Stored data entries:
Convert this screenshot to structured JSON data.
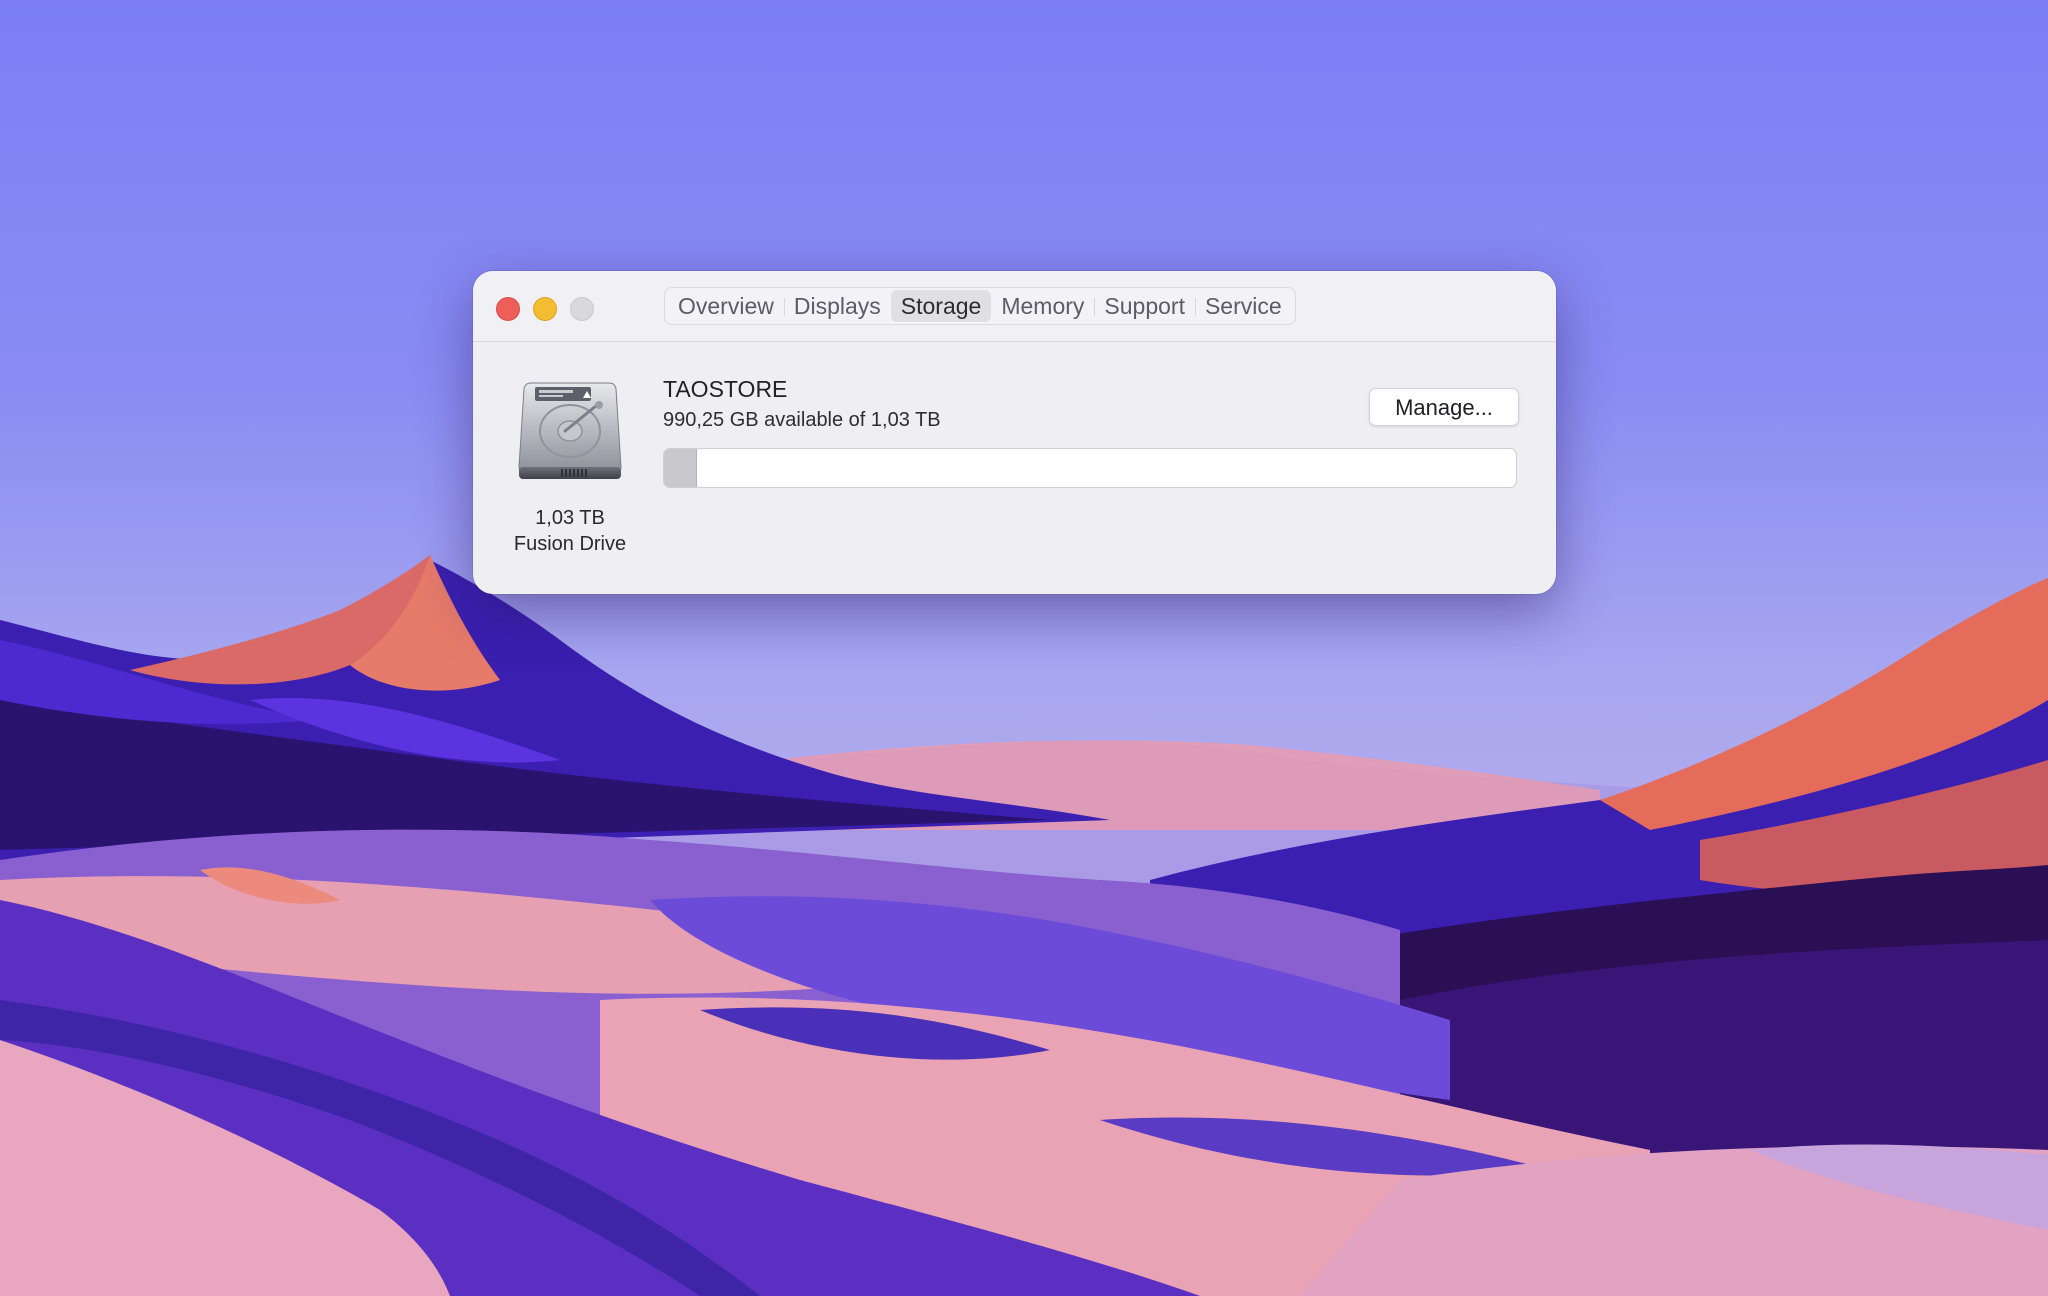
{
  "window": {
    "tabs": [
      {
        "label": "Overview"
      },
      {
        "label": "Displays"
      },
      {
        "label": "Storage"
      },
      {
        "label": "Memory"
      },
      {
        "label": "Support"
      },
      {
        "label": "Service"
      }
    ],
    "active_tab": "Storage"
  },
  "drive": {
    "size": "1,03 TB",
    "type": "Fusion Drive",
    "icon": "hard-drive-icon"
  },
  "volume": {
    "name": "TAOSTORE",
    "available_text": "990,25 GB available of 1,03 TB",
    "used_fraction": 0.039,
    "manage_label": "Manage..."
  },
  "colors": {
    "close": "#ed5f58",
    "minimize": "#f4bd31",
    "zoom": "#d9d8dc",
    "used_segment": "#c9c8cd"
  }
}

* To do *
Copy every record above exactly, leaving out the pictures.

* Response *
Convert this screenshot to structured JSON data.
{
  "window": {
    "tabs": [
      {
        "label": "Overview"
      },
      {
        "label": "Displays"
      },
      {
        "label": "Storage"
      },
      {
        "label": "Memory"
      },
      {
        "label": "Support"
      },
      {
        "label": "Service"
      }
    ],
    "active_tab": "Storage"
  },
  "drive": {
    "size": "1,03 TB",
    "type": "Fusion Drive",
    "icon": "hard-drive-icon"
  },
  "volume": {
    "name": "TAOSTORE",
    "available_text": "990,25 GB available of 1,03 TB",
    "used_fraction": 0.039,
    "manage_label": "Manage..."
  },
  "colors": {
    "close": "#ed5f58",
    "minimize": "#f4bd31",
    "zoom": "#d9d8dc",
    "used_segment": "#c9c8cd"
  }
}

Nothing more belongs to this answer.